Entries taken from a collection
● ● ● ●

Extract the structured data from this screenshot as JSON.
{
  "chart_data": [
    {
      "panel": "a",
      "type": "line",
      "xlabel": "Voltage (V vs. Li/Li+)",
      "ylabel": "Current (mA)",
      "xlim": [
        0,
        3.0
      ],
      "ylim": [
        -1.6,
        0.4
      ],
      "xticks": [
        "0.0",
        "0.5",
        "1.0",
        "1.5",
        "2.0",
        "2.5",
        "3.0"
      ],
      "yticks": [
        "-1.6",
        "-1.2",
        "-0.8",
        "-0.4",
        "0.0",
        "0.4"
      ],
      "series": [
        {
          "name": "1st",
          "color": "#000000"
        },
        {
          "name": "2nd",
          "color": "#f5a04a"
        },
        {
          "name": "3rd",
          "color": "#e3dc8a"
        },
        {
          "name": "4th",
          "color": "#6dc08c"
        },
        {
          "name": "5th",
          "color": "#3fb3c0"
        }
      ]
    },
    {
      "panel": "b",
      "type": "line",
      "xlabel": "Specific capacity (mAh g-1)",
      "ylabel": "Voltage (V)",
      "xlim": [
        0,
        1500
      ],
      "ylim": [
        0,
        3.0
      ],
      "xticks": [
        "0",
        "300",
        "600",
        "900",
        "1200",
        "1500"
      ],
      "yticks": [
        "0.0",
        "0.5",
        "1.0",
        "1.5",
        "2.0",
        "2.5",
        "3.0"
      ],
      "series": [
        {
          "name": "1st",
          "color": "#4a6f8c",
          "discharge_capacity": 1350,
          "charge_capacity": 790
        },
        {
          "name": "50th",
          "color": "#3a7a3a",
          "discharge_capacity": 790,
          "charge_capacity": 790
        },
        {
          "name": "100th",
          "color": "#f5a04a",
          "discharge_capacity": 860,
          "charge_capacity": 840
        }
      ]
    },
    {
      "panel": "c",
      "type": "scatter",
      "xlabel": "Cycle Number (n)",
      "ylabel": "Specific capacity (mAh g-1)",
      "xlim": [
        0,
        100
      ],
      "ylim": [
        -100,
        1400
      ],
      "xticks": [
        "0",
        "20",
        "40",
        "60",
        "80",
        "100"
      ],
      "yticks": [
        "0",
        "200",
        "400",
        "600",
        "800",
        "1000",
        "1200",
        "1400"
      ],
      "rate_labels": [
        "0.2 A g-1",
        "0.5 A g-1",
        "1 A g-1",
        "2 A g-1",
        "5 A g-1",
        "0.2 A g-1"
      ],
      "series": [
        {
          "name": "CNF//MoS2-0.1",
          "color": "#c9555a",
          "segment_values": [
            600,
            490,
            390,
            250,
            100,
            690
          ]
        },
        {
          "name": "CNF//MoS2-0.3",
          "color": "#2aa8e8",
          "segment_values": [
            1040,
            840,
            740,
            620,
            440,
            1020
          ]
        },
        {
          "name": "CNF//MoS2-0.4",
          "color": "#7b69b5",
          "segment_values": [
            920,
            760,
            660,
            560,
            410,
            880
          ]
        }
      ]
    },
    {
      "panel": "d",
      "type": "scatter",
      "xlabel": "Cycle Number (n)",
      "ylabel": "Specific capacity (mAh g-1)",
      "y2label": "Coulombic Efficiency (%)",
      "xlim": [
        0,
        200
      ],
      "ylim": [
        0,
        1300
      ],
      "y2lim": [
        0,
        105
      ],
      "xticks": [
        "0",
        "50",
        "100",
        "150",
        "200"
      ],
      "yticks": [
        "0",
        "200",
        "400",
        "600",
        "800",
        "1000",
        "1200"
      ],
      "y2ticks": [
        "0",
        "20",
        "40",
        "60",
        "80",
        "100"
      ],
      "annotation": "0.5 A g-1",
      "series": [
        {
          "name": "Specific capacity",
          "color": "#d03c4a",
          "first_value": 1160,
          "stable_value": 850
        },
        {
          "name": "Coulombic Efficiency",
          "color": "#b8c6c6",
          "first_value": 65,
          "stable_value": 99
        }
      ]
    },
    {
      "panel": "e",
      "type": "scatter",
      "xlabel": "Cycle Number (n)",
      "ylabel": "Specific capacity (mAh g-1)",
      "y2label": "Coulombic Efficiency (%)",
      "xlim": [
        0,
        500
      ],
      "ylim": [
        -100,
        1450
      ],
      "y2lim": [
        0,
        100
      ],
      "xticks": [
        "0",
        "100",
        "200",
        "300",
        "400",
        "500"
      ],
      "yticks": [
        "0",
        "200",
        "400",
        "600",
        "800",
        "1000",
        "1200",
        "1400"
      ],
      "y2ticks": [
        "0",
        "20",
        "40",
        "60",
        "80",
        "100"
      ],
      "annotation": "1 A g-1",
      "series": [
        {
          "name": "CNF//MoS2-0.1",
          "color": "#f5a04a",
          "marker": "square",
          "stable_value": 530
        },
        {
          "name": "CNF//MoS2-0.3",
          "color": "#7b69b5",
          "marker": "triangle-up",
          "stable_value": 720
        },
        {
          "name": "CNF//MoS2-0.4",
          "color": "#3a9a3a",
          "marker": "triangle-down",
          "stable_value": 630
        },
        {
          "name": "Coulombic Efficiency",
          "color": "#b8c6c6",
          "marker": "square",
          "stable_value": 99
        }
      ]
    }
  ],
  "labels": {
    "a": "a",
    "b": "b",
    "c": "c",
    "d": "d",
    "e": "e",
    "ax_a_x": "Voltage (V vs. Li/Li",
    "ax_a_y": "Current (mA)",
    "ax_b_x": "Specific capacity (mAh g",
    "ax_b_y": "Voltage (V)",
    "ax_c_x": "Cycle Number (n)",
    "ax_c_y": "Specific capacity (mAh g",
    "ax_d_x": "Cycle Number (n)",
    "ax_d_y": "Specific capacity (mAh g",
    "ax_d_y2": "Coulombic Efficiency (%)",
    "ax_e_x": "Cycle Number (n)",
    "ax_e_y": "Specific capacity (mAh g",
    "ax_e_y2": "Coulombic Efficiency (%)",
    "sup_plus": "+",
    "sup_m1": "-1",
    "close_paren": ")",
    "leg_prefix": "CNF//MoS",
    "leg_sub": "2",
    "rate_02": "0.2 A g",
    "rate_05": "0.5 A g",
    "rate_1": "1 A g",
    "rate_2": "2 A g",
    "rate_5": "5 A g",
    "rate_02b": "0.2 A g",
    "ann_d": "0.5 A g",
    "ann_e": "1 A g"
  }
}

● ● ● ●

> [WHAT IS REQUIRED]:
Reproduce all the records precisely.

> [SOLVED PROBLEM]:
Extract the structured data from this screenshot as JSON.
{
  "chart_data": [
    {
      "panel": "a",
      "type": "line",
      "xlabel": "Voltage (V vs. Li/Li+)",
      "ylabel": "Current (mA)",
      "xlim": [
        0,
        3.0
      ],
      "ylim": [
        -1.6,
        0.4
      ],
      "xticks": [
        "0.0",
        "0.5",
        "1.0",
        "1.5",
        "2.0",
        "2.5",
        "3.0"
      ],
      "yticks": [
        "-1.6",
        "-1.2",
        "-0.8",
        "-0.4",
        "0.0",
        "0.4"
      ],
      "series": [
        {
          "name": "1st",
          "color": "#000000"
        },
        {
          "name": "2nd",
          "color": "#f5a04a"
        },
        {
          "name": "3rd",
          "color": "#e3dc8a"
        },
        {
          "name": "4th",
          "color": "#6dc08c"
        },
        {
          "name": "5th",
          "color": "#3fb3c0"
        }
      ]
    },
    {
      "panel": "b",
      "type": "line",
      "xlabel": "Specific capacity (mAh g-1)",
      "ylabel": "Voltage (V)",
      "xlim": [
        0,
        1500
      ],
      "ylim": [
        0,
        3.0
      ],
      "xticks": [
        "0",
        "300",
        "600",
        "900",
        "1200",
        "1500"
      ],
      "yticks": [
        "0.0",
        "0.5",
        "1.0",
        "1.5",
        "2.0",
        "2.5",
        "3.0"
      ],
      "series": [
        {
          "name": "1st",
          "color": "#4a6f8c",
          "discharge_capacity": 1350,
          "charge_capacity": 790
        },
        {
          "name": "50th",
          "color": "#3a7a3a",
          "discharge_capacity": 790,
          "charge_capacity": 790
        },
        {
          "name": "100th",
          "color": "#f5a04a",
          "discharge_capacity": 860,
          "charge_capacity": 840
        }
      ]
    },
    {
      "panel": "c",
      "type": "scatter",
      "xlabel": "Cycle Number (n)",
      "ylabel": "Specific capacity (mAh g-1)",
      "xlim": [
        0,
        100
      ],
      "ylim": [
        -100,
        1400
      ],
      "xticks": [
        "0",
        "20",
        "40",
        "60",
        "80",
        "100"
      ],
      "yticks": [
        "0",
        "200",
        "400",
        "600",
        "800",
        "1000",
        "1200",
        "1400"
      ],
      "rate_labels": [
        "0.2 A g-1",
        "0.5 A g-1",
        "1 A g-1",
        "2 A g-1",
        "5 A g-1",
        "0.2 A g-1"
      ],
      "series": [
        {
          "name": "CNF//MoS2-0.1",
          "color": "#c9555a",
          "segment_values": [
            600,
            490,
            390,
            250,
            100,
            690
          ]
        },
        {
          "name": "CNF//MoS2-0.3",
          "color": "#2aa8e8",
          "segment_values": [
            1040,
            840,
            740,
            620,
            440,
            1020
          ]
        },
        {
          "name": "CNF//MoS2-0.4",
          "color": "#7b69b5",
          "segment_values": [
            920,
            760,
            660,
            560,
            410,
            880
          ]
        }
      ]
    },
    {
      "panel": "d",
      "type": "scatter",
      "xlabel": "Cycle Number (n)",
      "ylabel": "Specific capacity (mAh g-1)",
      "y2label": "Coulombic Efficiency (%)",
      "xlim": [
        0,
        200
      ],
      "ylim": [
        0,
        1300
      ],
      "y2lim": [
        0,
        105
      ],
      "xticks": [
        "0",
        "50",
        "100",
        "150",
        "200"
      ],
      "yticks": [
        "0",
        "200",
        "400",
        "600",
        "800",
        "1000",
        "1200"
      ],
      "y2ticks": [
        "0",
        "20",
        "40",
        "60",
        "80",
        "100"
      ],
      "annotation": "0.5 A g-1",
      "series": [
        {
          "name": "Specific capacity",
          "color": "#d03c4a",
          "first_value": 1160,
          "stable_value": 850
        },
        {
          "name": "Coulombic Efficiency",
          "color": "#b8c6c6",
          "first_value": 65,
          "stable_value": 99
        }
      ]
    },
    {
      "panel": "e",
      "type": "scatter",
      "xlabel": "Cycle Number (n)",
      "ylabel": "Specific capacity (mAh g-1)",
      "y2label": "Coulombic Efficiency (%)",
      "xlim": [
        0,
        500
      ],
      "ylim": [
        -100,
        1450
      ],
      "y2lim": [
        0,
        100
      ],
      "xticks": [
        "0",
        "100",
        "200",
        "300",
        "400",
        "500"
      ],
      "yticks": [
        "0",
        "200",
        "400",
        "600",
        "800",
        "1000",
        "1200",
        "1400"
      ],
      "y2ticks": [
        "0",
        "20",
        "40",
        "60",
        "80",
        "100"
      ],
      "annotation": "1 A g-1",
      "series": [
        {
          "name": "CNF//MoS2-0.1",
          "color": "#f5a04a",
          "marker": "square",
          "stable_value": 530
        },
        {
          "name": "CNF//MoS2-0.3",
          "color": "#7b69b5",
          "marker": "triangle-up",
          "stable_value": 720
        },
        {
          "name": "CNF//MoS2-0.4",
          "color": "#3a9a3a",
          "marker": "triangle-down",
          "stable_value": 630
        },
        {
          "name": "Coulombic Efficiency",
          "color": "#b8c6c6",
          "marker": "square",
          "stable_value": 99
        }
      ]
    }
  ],
  "labels": {
    "a": "a",
    "b": "b",
    "c": "c",
    "d": "d",
    "e": "e",
    "ax_a_x": "Voltage (V vs. Li/Li",
    "ax_a_y": "Current (mA)",
    "ax_b_x": "Specific capacity (mAh g",
    "ax_b_y": "Voltage (V)",
    "ax_c_x": "Cycle Number (n)",
    "ax_c_y": "Specific capacity (mAh g",
    "ax_d_x": "Cycle Number (n)",
    "ax_d_y": "Specific capacity (mAh g",
    "ax_d_y2": "Coulombic Efficiency (%)",
    "ax_e_x": "Cycle Number (n)",
    "ax_e_y": "Specific capacity (mAh g",
    "ax_e_y2": "Coulombic Efficiency (%)",
    "sup_plus": "+",
    "sup_m1": "-1",
    "close_paren": ")",
    "leg_prefix": "CNF//MoS",
    "leg_sub": "2",
    "rate_02": "0.2 A g",
    "rate_05": "0.5 A g",
    "rate_1": "1 A g",
    "rate_2": "2 A g",
    "rate_5": "5 A g",
    "rate_02b": "0.2 A g",
    "ann_d": "0.5 A g",
    "ann_e": "1 A g"
  }
}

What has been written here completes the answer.